> _PROVIDED DATA_

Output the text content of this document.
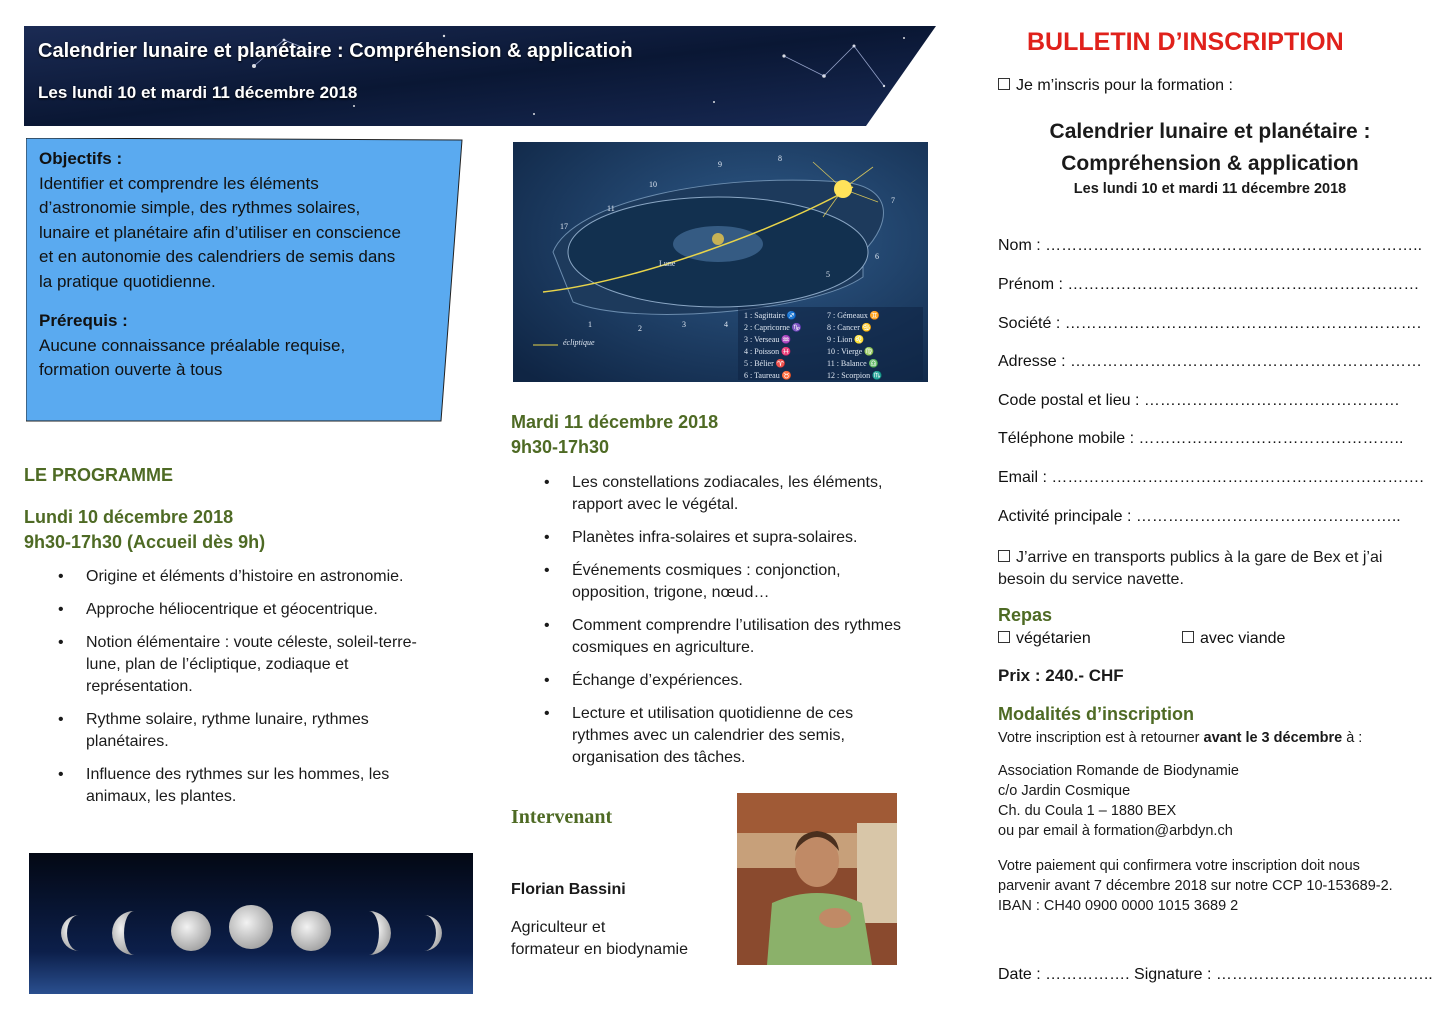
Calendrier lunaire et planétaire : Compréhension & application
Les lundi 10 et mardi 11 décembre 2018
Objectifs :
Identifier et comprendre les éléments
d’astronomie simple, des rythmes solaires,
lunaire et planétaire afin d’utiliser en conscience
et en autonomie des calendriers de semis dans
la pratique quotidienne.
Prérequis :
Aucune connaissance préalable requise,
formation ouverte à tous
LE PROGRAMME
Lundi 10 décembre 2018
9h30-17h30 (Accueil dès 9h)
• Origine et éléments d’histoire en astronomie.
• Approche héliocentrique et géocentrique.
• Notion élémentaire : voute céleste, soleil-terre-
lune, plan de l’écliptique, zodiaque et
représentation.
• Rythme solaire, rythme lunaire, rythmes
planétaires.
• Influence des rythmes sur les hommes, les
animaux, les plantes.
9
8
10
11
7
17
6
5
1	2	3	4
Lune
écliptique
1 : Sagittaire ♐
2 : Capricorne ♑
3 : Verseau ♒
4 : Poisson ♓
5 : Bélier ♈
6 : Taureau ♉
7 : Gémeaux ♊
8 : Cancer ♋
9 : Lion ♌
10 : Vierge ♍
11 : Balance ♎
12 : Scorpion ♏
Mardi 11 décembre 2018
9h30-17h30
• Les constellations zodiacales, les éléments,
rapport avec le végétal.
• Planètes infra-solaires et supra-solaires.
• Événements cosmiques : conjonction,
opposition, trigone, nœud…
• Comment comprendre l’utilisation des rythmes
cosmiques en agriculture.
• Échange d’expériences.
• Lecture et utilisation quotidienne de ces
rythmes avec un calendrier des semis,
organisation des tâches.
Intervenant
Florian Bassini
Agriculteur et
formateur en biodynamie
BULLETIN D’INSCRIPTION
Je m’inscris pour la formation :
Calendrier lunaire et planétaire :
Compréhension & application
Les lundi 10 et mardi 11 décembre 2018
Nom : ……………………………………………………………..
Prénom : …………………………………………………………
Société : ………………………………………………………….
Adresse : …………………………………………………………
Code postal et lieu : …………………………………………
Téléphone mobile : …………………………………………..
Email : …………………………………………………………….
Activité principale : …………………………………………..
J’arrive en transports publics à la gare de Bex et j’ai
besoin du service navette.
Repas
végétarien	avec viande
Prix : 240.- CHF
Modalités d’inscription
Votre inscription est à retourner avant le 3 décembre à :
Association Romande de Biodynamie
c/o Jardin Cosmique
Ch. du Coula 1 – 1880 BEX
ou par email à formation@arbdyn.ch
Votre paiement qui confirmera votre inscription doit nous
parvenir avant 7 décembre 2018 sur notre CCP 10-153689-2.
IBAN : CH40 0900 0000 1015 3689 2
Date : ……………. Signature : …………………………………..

==

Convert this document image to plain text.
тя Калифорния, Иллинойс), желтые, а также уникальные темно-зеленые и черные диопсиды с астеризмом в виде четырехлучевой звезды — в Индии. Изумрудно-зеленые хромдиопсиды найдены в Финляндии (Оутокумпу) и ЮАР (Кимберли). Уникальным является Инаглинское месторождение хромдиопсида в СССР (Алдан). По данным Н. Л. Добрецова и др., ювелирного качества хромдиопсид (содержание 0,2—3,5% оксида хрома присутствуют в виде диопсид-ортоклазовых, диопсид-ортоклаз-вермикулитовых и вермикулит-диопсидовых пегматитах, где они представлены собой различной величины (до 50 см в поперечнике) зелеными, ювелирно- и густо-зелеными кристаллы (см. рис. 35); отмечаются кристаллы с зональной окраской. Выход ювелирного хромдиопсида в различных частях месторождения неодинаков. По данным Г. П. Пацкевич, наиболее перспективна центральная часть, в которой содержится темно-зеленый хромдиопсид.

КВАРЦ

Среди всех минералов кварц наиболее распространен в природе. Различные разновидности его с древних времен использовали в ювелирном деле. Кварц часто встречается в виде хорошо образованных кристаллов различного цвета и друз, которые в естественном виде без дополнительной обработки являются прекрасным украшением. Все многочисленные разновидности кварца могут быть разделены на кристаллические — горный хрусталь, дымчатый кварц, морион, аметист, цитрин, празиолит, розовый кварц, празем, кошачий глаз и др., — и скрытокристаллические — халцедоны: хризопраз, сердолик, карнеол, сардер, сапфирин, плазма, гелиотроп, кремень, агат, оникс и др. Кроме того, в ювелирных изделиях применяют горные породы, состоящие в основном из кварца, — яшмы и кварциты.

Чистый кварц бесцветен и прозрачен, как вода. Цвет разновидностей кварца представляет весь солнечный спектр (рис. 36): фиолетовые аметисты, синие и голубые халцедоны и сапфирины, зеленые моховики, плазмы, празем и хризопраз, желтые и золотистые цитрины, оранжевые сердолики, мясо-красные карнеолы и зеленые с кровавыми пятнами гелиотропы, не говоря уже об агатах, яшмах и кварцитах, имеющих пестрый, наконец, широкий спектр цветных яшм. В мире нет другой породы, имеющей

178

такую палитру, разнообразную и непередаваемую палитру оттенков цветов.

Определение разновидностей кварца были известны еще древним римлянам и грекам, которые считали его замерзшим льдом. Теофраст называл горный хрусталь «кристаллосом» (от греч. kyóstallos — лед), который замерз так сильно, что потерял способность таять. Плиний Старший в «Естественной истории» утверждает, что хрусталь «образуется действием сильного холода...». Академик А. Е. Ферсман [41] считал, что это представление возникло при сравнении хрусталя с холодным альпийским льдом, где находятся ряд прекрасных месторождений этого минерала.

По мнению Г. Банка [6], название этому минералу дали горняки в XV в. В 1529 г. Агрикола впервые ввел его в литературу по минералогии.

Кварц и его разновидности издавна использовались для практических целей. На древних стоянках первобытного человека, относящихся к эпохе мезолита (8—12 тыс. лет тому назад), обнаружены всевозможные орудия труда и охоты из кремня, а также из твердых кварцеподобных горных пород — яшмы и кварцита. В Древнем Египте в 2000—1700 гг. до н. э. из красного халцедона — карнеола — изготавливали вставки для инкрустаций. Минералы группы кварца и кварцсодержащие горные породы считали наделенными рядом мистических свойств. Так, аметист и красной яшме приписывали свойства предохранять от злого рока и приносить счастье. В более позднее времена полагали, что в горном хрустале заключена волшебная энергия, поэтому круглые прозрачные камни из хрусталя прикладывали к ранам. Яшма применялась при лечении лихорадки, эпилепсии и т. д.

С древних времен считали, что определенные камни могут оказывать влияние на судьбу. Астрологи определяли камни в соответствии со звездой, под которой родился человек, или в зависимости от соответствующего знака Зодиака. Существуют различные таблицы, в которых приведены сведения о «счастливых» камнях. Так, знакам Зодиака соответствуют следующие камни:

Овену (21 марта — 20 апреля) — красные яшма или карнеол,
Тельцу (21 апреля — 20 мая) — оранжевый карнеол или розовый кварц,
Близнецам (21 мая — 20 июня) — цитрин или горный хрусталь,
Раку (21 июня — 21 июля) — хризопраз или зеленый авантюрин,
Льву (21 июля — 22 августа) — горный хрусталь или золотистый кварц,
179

> _PROBLEM TO WORK ON_
Find the lines that include the string "апреля", then copy each of them.

> _THE ANSWER_
Овену (21 марта — 20 апреля) — красные яшма или карнеол,
Тельцу (21 апреля — 20 мая) — оранжевый карнеол или розовый кварц,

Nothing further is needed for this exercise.